All records below must be retyped exactly.
** START **
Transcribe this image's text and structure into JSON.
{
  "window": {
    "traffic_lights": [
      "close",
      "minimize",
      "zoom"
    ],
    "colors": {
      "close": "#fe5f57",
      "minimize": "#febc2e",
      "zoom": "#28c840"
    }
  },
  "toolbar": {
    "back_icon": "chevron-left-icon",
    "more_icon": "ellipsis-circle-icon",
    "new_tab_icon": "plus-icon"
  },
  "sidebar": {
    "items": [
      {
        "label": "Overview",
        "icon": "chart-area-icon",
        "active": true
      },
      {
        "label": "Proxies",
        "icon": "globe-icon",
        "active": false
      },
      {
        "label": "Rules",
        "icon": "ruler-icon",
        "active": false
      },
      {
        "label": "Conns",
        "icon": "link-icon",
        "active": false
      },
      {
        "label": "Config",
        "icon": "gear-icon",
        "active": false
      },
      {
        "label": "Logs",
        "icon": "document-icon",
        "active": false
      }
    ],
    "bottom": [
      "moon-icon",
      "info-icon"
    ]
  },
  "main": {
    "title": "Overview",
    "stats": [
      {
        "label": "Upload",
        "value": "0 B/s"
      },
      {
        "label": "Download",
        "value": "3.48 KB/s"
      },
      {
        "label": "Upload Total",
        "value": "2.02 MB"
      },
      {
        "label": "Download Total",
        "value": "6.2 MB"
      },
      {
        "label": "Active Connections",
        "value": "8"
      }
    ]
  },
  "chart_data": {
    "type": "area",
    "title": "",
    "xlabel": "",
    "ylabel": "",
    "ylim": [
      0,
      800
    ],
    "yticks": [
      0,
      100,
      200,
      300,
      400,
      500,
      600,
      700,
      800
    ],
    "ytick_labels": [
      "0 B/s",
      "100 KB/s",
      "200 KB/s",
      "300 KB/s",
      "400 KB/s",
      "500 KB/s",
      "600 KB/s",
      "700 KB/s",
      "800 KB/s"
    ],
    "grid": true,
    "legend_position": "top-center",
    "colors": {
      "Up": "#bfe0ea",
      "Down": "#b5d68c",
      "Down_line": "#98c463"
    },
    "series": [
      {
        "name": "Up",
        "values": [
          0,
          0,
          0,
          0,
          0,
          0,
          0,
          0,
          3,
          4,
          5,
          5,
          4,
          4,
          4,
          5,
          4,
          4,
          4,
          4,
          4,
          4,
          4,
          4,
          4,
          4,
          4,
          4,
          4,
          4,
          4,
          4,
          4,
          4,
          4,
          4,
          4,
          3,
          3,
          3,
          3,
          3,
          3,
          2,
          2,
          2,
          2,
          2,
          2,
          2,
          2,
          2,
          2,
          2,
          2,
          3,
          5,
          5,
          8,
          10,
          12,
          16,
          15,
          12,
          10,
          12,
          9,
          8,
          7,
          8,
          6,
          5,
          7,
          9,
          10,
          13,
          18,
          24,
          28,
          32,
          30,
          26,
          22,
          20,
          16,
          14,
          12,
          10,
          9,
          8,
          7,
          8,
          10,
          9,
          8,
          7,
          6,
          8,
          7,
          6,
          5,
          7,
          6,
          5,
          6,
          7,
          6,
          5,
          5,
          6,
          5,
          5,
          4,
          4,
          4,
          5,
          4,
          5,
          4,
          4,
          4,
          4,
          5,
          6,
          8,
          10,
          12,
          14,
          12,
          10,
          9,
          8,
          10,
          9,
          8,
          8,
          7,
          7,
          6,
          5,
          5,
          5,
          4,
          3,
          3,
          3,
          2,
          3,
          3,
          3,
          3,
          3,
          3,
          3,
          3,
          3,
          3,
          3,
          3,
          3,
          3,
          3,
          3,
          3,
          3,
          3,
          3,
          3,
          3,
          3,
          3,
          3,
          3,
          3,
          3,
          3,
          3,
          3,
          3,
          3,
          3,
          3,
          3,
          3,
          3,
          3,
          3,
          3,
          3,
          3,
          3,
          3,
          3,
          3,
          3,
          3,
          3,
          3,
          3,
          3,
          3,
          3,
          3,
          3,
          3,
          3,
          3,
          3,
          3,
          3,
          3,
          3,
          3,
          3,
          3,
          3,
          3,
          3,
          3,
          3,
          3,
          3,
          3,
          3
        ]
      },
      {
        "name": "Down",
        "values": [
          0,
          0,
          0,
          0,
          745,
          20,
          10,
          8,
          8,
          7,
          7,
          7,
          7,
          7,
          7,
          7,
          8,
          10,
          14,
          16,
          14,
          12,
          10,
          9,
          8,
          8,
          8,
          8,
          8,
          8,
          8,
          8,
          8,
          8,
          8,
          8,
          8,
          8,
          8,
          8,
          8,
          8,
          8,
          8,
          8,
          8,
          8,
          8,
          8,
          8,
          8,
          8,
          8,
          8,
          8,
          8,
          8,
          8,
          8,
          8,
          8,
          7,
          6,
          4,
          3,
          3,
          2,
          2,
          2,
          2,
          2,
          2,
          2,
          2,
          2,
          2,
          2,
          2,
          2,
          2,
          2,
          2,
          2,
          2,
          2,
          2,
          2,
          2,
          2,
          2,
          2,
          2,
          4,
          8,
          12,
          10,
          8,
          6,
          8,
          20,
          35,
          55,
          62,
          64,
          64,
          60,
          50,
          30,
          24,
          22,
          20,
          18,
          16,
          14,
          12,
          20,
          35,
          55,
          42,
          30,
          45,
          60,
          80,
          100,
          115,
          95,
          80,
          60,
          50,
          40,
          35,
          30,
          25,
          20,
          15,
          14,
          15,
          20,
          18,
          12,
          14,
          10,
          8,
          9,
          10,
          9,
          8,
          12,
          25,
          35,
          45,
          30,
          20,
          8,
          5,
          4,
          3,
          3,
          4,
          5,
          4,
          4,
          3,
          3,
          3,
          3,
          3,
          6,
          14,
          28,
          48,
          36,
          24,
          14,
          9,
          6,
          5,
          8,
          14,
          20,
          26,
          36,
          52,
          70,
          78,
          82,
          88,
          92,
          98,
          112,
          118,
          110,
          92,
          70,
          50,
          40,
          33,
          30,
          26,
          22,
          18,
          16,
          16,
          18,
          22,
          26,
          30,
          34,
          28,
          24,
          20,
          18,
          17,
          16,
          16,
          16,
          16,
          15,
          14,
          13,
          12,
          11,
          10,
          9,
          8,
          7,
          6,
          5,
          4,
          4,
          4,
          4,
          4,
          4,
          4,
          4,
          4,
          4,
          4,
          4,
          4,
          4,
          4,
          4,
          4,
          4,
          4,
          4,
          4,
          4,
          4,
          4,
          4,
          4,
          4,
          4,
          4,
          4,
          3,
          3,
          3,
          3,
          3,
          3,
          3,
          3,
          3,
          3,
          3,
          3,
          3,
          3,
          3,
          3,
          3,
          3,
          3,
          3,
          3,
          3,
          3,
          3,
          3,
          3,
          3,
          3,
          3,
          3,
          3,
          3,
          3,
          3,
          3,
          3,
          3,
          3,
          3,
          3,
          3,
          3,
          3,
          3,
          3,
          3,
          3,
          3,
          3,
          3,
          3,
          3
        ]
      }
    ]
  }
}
** END **
Expected answer –
Transcribe this image's text and structure into JSON.
{
  "window": {
    "traffic_lights": [
      "close",
      "minimize",
      "zoom"
    ],
    "colors": {
      "close": "#fe5f57",
      "minimize": "#febc2e",
      "zoom": "#28c840"
    }
  },
  "toolbar": {
    "back_icon": "chevron-left-icon",
    "more_icon": "ellipsis-circle-icon",
    "new_tab_icon": "plus-icon"
  },
  "sidebar": {
    "items": [
      {
        "label": "Overview",
        "icon": "chart-area-icon",
        "active": true
      },
      {
        "label": "Proxies",
        "icon": "globe-icon",
        "active": false
      },
      {
        "label": "Rules",
        "icon": "ruler-icon",
        "active": false
      },
      {
        "label": "Conns",
        "icon": "link-icon",
        "active": false
      },
      {
        "label": "Config",
        "icon": "gear-icon",
        "active": false
      },
      {
        "label": "Logs",
        "icon": "document-icon",
        "active": false
      }
    ],
    "bottom": [
      "moon-icon",
      "info-icon"
    ]
  },
  "main": {
    "title": "Overview",
    "stats": [
      {
        "label": "Upload",
        "value": "0 B/s"
      },
      {
        "label": "Download",
        "value": "3.48 KB/s"
      },
      {
        "label": "Upload Total",
        "value": "2.02 MB"
      },
      {
        "label": "Download Total",
        "value": "6.2 MB"
      },
      {
        "label": "Active Connections",
        "value": "8"
      }
    ]
  },
  "chart_data": {
    "type": "area",
    "title": "",
    "xlabel": "",
    "ylabel": "",
    "ylim": [
      0,
      800
    ],
    "yticks": [
      0,
      100,
      200,
      300,
      400,
      500,
      600,
      700,
      800
    ],
    "ytick_labels": [
      "0 B/s",
      "100 KB/s",
      "200 KB/s",
      "300 KB/s",
      "400 KB/s",
      "500 KB/s",
      "600 KB/s",
      "700 KB/s",
      "800 KB/s"
    ],
    "grid": true,
    "legend_position": "top-center",
    "colors": {
      "Up": "#bfe0ea",
      "Down": "#b5d68c",
      "Down_line": "#98c463"
    },
    "series": [
      {
        "name": "Up",
        "values": [
          0,
          0,
          0,
          0,
          0,
          0,
          0,
          0,
          3,
          4,
          5,
          5,
          4,
          4,
          4,
          5,
          4,
          4,
          4,
          4,
          4,
          4,
          4,
          4,
          4,
          4,
          4,
          4,
          4,
          4,
          4,
          4,
          4,
          4,
          4,
          4,
          4,
          3,
          3,
          3,
          3,
          3,
          3,
          2,
          2,
          2,
          2,
          2,
          2,
          2,
          2,
          2,
          2,
          2,
          2,
          3,
          5,
          5,
          8,
          10,
          12,
          16,
          15,
          12,
          10,
          12,
          9,
          8,
          7,
          8,
          6,
          5,
          7,
          9,
          10,
          13,
          18,
          24,
          28,
          32,
          30,
          26,
          22,
          20,
          16,
          14,
          12,
          10,
          9,
          8,
          7,
          8,
          10,
          9,
          8,
          7,
          6,
          8,
          7,
          6,
          5,
          7,
          6,
          5,
          6,
          7,
          6,
          5,
          5,
          6,
          5,
          5,
          4,
          4,
          4,
          5,
          4,
          5,
          4,
          4,
          4,
          4,
          5,
          6,
          8,
          10,
          12,
          14,
          12,
          10,
          9,
          8,
          10,
          9,
          8,
          8,
          7,
          7,
          6,
          5,
          5,
          5,
          4,
          3,
          3,
          3,
          2,
          3,
          3,
          3,
          3,
          3,
          3,
          3,
          3,
          3,
          3,
          3,
          3,
          3,
          3,
          3,
          3,
          3,
          3,
          3,
          3,
          3,
          3,
          3,
          3,
          3,
          3,
          3,
          3,
          3,
          3,
          3,
          3,
          3,
          3,
          3,
          3,
          3,
          3,
          3,
          3,
          3,
          3,
          3,
          3,
          3,
          3,
          3,
          3,
          3,
          3,
          3,
          3,
          3,
          3,
          3,
          3,
          3,
          3,
          3,
          3,
          3,
          3,
          3,
          3,
          3,
          3,
          3,
          3,
          3,
          3,
          3,
          3,
          3,
          3,
          3,
          3,
          3
        ]
      },
      {
        "name": "Down",
        "values": [
          0,
          0,
          0,
          0,
          745,
          20,
          10,
          8,
          8,
          7,
          7,
          7,
          7,
          7,
          7,
          7,
          8,
          10,
          14,
          16,
          14,
          12,
          10,
          9,
          8,
          8,
          8,
          8,
          8,
          8,
          8,
          8,
          8,
          8,
          8,
          8,
          8,
          8,
          8,
          8,
          8,
          8,
          8,
          8,
          8,
          8,
          8,
          8,
          8,
          8,
          8,
          8,
          8,
          8,
          8,
          8,
          8,
          8,
          8,
          8,
          8,
          7,
          6,
          4,
          3,
          3,
          2,
          2,
          2,
          2,
          2,
          2,
          2,
          2,
          2,
          2,
          2,
          2,
          2,
          2,
          2,
          2,
          2,
          2,
          2,
          2,
          2,
          2,
          2,
          2,
          2,
          2,
          4,
          8,
          12,
          10,
          8,
          6,
          8,
          20,
          35,
          55,
          62,
          64,
          64,
          60,
          50,
          30,
          24,
          22,
          20,
          18,
          16,
          14,
          12,
          20,
          35,
          55,
          42,
          30,
          45,
          60,
          80,
          100,
          115,
          95,
          80,
          60,
          50,
          40,
          35,
          30,
          25,
          20,
          15,
          14,
          15,
          20,
          18,
          12,
          14,
          10,
          8,
          9,
          10,
          9,
          8,
          12,
          25,
          35,
          45,
          30,
          20,
          8,
          5,
          4,
          3,
          3,
          4,
          5,
          4,
          4,
          3,
          3,
          3,
          3,
          3,
          6,
          14,
          28,
          48,
          36,
          24,
          14,
          9,
          6,
          5,
          8,
          14,
          20,
          26,
          36,
          52,
          70,
          78,
          82,
          88,
          92,
          98,
          112,
          118,
          110,
          92,
          70,
          50,
          40,
          33,
          30,
          26,
          22,
          18,
          16,
          16,
          18,
          22,
          26,
          30,
          34,
          28,
          24,
          20,
          18,
          17,
          16,
          16,
          16,
          16,
          15,
          14,
          13,
          12,
          11,
          10,
          9,
          8,
          7,
          6,
          5,
          4,
          4,
          4,
          4,
          4,
          4,
          4,
          4,
          4,
          4,
          4,
          4,
          4,
          4,
          4,
          4,
          4,
          4,
          4,
          4,
          4,
          4,
          4,
          4,
          4,
          4,
          4,
          4,
          4,
          4,
          3,
          3,
          3,
          3,
          3,
          3,
          3,
          3,
          3,
          3,
          3,
          3,
          3,
          3,
          3,
          3,
          3,
          3,
          3,
          3,
          3,
          3,
          3,
          3,
          3,
          3,
          3,
          3,
          3,
          3,
          3,
          3,
          3,
          3,
          3,
          3,
          3,
          3,
          3,
          3,
          3,
          3,
          3,
          3,
          3,
          3,
          3,
          3,
          3,
          3,
          3,
          3
        ]
      }
    ]
  }
}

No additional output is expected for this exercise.